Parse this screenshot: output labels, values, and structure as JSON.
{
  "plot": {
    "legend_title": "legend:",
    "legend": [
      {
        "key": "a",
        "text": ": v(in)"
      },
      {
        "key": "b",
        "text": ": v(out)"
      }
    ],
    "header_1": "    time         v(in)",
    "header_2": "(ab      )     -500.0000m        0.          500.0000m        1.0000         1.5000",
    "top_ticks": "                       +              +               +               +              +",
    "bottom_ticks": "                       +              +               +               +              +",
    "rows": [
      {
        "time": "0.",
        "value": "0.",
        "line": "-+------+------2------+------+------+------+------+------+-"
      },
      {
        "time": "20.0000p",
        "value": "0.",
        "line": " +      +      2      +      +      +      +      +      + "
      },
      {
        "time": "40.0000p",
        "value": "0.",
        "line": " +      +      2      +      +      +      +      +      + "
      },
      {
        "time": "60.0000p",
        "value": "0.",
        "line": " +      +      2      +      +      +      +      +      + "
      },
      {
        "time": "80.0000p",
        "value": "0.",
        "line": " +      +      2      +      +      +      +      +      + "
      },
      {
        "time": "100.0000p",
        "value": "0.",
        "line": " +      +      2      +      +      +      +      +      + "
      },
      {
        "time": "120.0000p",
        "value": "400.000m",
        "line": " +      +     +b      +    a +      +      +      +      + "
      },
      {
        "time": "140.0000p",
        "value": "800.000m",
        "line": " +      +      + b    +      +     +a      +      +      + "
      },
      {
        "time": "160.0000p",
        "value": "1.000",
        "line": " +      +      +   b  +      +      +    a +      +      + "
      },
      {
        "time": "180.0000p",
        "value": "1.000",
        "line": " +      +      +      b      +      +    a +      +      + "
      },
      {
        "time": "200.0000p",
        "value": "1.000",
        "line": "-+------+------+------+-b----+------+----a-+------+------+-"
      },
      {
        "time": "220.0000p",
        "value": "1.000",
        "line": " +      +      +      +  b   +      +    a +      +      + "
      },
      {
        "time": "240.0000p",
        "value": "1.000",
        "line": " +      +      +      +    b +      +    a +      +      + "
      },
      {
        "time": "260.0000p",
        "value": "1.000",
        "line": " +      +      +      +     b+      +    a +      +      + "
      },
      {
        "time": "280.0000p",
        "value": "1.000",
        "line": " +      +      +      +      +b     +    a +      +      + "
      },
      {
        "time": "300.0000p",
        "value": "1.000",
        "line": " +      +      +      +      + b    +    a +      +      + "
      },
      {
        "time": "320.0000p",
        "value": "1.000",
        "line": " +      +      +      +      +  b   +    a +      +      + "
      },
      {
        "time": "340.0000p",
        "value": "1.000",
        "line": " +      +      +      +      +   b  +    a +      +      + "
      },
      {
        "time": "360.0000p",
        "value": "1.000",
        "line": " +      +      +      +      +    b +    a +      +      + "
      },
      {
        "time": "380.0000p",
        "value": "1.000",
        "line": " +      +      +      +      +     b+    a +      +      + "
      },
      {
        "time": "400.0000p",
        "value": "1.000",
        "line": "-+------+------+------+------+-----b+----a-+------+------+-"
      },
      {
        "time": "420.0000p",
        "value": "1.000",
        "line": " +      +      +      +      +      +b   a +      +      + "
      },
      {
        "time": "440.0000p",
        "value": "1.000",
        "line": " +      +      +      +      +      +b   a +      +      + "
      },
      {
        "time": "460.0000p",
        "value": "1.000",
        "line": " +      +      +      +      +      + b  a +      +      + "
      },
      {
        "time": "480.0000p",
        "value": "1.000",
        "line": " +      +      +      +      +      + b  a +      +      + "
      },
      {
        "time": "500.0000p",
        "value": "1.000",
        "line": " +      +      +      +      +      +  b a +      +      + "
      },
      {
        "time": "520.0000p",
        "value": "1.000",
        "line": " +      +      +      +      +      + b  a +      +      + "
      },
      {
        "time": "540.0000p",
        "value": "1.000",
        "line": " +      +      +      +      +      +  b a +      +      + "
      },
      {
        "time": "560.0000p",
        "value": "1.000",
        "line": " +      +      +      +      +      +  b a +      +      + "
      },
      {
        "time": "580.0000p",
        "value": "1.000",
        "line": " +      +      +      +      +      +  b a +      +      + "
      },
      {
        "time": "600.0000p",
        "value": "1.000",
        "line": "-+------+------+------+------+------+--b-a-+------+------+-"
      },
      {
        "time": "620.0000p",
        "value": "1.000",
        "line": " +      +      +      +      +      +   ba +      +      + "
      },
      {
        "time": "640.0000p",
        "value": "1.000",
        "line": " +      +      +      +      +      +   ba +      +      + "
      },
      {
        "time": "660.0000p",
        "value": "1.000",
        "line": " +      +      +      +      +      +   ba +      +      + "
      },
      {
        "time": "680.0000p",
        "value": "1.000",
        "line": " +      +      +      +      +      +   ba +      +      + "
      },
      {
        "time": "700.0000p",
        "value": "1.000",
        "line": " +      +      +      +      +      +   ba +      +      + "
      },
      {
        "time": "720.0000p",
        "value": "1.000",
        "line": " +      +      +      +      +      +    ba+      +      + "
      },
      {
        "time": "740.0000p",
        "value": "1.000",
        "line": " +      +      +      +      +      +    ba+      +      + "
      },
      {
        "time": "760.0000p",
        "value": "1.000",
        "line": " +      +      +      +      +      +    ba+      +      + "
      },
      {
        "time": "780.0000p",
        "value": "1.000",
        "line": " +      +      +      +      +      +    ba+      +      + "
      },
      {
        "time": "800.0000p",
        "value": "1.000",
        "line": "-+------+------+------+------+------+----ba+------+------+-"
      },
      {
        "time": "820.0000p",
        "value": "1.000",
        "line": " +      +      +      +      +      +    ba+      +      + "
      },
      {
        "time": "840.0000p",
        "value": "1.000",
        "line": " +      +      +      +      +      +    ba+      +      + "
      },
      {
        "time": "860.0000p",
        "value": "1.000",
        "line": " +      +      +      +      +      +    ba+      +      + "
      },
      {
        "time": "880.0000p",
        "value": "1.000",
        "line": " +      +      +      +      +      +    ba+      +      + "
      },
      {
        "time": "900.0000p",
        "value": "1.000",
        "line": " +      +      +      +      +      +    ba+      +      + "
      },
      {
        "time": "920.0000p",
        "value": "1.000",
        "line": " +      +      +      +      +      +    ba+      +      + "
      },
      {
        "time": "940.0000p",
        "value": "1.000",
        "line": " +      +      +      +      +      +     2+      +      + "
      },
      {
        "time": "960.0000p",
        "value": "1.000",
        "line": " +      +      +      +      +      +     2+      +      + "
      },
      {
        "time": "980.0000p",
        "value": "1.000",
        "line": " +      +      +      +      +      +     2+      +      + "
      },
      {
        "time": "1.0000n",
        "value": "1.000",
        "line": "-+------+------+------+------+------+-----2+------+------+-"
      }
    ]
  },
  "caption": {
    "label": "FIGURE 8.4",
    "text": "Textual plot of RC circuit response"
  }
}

_ _ _

• [WORK TO DO] Each line above is to be repeated exactly.

• [COMPLETED TASK]
Parse this screenshot: output labels, values, and structure as JSON.
{
  "plot": {
    "legend_title": "legend:",
    "legend": [
      {
        "key": "a",
        "text": ": v(in)"
      },
      {
        "key": "b",
        "text": ": v(out)"
      }
    ],
    "header_1": "    time         v(in)",
    "header_2": "(ab      )     -500.0000m        0.          500.0000m        1.0000         1.5000",
    "top_ticks": "                       +              +               +               +              +",
    "bottom_ticks": "                       +              +               +               +              +",
    "rows": [
      {
        "time": "0.",
        "value": "0.",
        "line": "-+------+------2------+------+------+------+------+------+-"
      },
      {
        "time": "20.0000p",
        "value": "0.",
        "line": " +      +      2      +      +      +      +      +      + "
      },
      {
        "time": "40.0000p",
        "value": "0.",
        "line": " +      +      2      +      +      +      +      +      + "
      },
      {
        "time": "60.0000p",
        "value": "0.",
        "line": " +      +      2      +      +      +      +      +      + "
      },
      {
        "time": "80.0000p",
        "value": "0.",
        "line": " +      +      2      +      +      +      +      +      + "
      },
      {
        "time": "100.0000p",
        "value": "0.",
        "line": " +      +      2      +      +      +      +      +      + "
      },
      {
        "time": "120.0000p",
        "value": "400.000m",
        "line": " +      +     +b      +    a +      +      +      +      + "
      },
      {
        "time": "140.0000p",
        "value": "800.000m",
        "line": " +      +      + b    +      +     +a      +      +      + "
      },
      {
        "time": "160.0000p",
        "value": "1.000",
        "line": " +      +      +   b  +      +      +    a +      +      + "
      },
      {
        "time": "180.0000p",
        "value": "1.000",
        "line": " +      +      +      b      +      +    a +      +      + "
      },
      {
        "time": "200.0000p",
        "value": "1.000",
        "line": "-+------+------+------+-b----+------+----a-+------+------+-"
      },
      {
        "time": "220.0000p",
        "value": "1.000",
        "line": " +      +      +      +  b   +      +    a +      +      + "
      },
      {
        "time": "240.0000p",
        "value": "1.000",
        "line": " +      +      +      +    b +      +    a +      +      + "
      },
      {
        "time": "260.0000p",
        "value": "1.000",
        "line": " +      +      +      +     b+      +    a +      +      + "
      },
      {
        "time": "280.0000p",
        "value": "1.000",
        "line": " +      +      +      +      +b     +    a +      +      + "
      },
      {
        "time": "300.0000p",
        "value": "1.000",
        "line": " +      +      +      +      + b    +    a +      +      + "
      },
      {
        "time": "320.0000p",
        "value": "1.000",
        "line": " +      +      +      +      +  b   +    a +      +      + "
      },
      {
        "time": "340.0000p",
        "value": "1.000",
        "line": " +      +      +      +      +   b  +    a +      +      + "
      },
      {
        "time": "360.0000p",
        "value": "1.000",
        "line": " +      +      +      +      +    b +    a +      +      + "
      },
      {
        "time": "380.0000p",
        "value": "1.000",
        "line": " +      +      +      +      +     b+    a +      +      + "
      },
      {
        "time": "400.0000p",
        "value": "1.000",
        "line": "-+------+------+------+------+-----b+----a-+------+------+-"
      },
      {
        "time": "420.0000p",
        "value": "1.000",
        "line": " +      +      +      +      +      +b   a +      +      + "
      },
      {
        "time": "440.0000p",
        "value": "1.000",
        "line": " +      +      +      +      +      +b   a +      +      + "
      },
      {
        "time": "460.0000p",
        "value": "1.000",
        "line": " +      +      +      +      +      + b  a +      +      + "
      },
      {
        "time": "480.0000p",
        "value": "1.000",
        "line": " +      +      +      +      +      + b  a +      +      + "
      },
      {
        "time": "500.0000p",
        "value": "1.000",
        "line": " +      +      +      +      +      +  b a +      +      + "
      },
      {
        "time": "520.0000p",
        "value": "1.000",
        "line": " +      +      +      +      +      + b  a +      +      + "
      },
      {
        "time": "540.0000p",
        "value": "1.000",
        "line": " +      +      +      +      +      +  b a +      +      + "
      },
      {
        "time": "560.0000p",
        "value": "1.000",
        "line": " +      +      +      +      +      +  b a +      +      + "
      },
      {
        "time": "580.0000p",
        "value": "1.000",
        "line": " +      +      +      +      +      +  b a +      +      + "
      },
      {
        "time": "600.0000p",
        "value": "1.000",
        "line": "-+------+------+------+------+------+--b-a-+------+------+-"
      },
      {
        "time": "620.0000p",
        "value": "1.000",
        "line": " +      +      +      +      +      +   ba +      +      + "
      },
      {
        "time": "640.0000p",
        "value": "1.000",
        "line": " +      +      +      +      +      +   ba +      +      + "
      },
      {
        "time": "660.0000p",
        "value": "1.000",
        "line": " +      +      +      +      +      +   ba +      +      + "
      },
      {
        "time": "680.0000p",
        "value": "1.000",
        "line": " +      +      +      +      +      +   ba +      +      + "
      },
      {
        "time": "700.0000p",
        "value": "1.000",
        "line": " +      +      +      +      +      +   ba +      +      + "
      },
      {
        "time": "720.0000p",
        "value": "1.000",
        "line": " +      +      +      +      +      +    ba+      +      + "
      },
      {
        "time": "740.0000p",
        "value": "1.000",
        "line": " +      +      +      +      +      +    ba+      +      + "
      },
      {
        "time": "760.0000p",
        "value": "1.000",
        "line": " +      +      +      +      +      +    ba+      +      + "
      },
      {
        "time": "780.0000p",
        "value": "1.000",
        "line": " +      +      +      +      +      +    ba+      +      + "
      },
      {
        "time": "800.0000p",
        "value": "1.000",
        "line": "-+------+------+------+------+------+----ba+------+------+-"
      },
      {
        "time": "820.0000p",
        "value": "1.000",
        "line": " +      +      +      +      +      +    ba+      +      + "
      },
      {
        "time": "840.0000p",
        "value": "1.000",
        "line": " +      +      +      +      +      +    ba+      +      + "
      },
      {
        "time": "860.0000p",
        "value": "1.000",
        "line": " +      +      +      +      +      +    ba+      +      + "
      },
      {
        "time": "880.0000p",
        "value": "1.000",
        "line": " +      +      +      +      +      +    ba+      +      + "
      },
      {
        "time": "900.0000p",
        "value": "1.000",
        "line": " +      +      +      +      +      +    ba+      +      + "
      },
      {
        "time": "920.0000p",
        "value": "1.000",
        "line": " +      +      +      +      +      +    ba+      +      + "
      },
      {
        "time": "940.0000p",
        "value": "1.000",
        "line": " +      +      +      +      +      +     2+      +      + "
      },
      {
        "time": "960.0000p",
        "value": "1.000",
        "line": " +      +      +      +      +      +     2+      +      + "
      },
      {
        "time": "980.0000p",
        "value": "1.000",
        "line": " +      +      +      +      +      +     2+      +      + "
      },
      {
        "time": "1.0000n",
        "value": "1.000",
        "line": "-+------+------+------+------+------+-----2+------+------+-"
      }
    ]
  },
  "caption": {
    "label": "FIGURE 8.4",
    "text": "Textual plot of RC circuit response"
  }
}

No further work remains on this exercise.